[Records from a collection]
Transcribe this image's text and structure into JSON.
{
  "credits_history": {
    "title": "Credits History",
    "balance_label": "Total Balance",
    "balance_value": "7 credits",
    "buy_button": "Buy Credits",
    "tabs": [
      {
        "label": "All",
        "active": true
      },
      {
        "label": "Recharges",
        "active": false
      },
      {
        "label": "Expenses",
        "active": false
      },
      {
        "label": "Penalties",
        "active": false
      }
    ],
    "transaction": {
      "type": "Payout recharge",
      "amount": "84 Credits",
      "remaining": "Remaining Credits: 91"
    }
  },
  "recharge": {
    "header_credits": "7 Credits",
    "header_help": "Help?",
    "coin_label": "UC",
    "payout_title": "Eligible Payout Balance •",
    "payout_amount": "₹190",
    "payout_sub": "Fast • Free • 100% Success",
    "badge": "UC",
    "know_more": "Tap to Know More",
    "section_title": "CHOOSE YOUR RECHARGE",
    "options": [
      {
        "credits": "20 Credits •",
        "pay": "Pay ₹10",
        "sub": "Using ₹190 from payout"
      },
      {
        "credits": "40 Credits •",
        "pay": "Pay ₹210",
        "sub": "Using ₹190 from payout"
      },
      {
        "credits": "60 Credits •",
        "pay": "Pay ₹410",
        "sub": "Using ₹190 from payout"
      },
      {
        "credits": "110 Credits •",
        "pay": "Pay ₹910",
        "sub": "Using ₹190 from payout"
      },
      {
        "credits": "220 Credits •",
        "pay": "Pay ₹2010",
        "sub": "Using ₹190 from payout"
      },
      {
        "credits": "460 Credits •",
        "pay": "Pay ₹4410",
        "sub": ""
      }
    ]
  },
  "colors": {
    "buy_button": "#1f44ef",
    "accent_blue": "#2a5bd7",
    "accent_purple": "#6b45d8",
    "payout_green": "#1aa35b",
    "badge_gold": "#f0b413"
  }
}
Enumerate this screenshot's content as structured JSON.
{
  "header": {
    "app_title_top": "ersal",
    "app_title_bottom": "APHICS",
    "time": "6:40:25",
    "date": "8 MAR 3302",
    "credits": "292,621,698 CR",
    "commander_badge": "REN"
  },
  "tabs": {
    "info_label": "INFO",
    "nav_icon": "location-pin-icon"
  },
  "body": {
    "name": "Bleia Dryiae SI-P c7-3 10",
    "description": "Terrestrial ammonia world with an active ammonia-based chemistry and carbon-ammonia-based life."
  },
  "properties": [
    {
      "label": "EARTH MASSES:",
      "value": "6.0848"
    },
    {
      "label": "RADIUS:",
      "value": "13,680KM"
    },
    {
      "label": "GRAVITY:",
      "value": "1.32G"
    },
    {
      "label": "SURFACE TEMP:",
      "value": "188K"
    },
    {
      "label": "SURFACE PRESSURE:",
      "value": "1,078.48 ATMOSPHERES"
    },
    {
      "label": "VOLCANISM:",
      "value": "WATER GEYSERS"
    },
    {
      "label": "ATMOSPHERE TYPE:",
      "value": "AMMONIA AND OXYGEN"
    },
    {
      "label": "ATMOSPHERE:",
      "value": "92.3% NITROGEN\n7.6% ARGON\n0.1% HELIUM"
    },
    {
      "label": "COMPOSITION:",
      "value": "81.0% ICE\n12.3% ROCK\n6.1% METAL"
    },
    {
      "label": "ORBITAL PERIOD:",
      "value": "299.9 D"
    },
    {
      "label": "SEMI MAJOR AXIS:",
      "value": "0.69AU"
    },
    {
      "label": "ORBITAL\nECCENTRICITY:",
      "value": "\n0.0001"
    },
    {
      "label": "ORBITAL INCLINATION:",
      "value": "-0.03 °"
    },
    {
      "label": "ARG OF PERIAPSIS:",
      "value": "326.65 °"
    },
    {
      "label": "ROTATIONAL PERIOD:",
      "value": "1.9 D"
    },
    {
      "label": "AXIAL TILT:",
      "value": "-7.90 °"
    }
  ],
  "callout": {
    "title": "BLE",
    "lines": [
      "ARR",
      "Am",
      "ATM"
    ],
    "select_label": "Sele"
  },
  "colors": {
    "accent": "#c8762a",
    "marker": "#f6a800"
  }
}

=== EXERCISE TASK ===
From the listing above, copy all lines holding the word "this".

=== FULL SOLUTION ===
Transcribe this image's text and structure into JSON.
Enumerate this screenshot's content as structured JSON.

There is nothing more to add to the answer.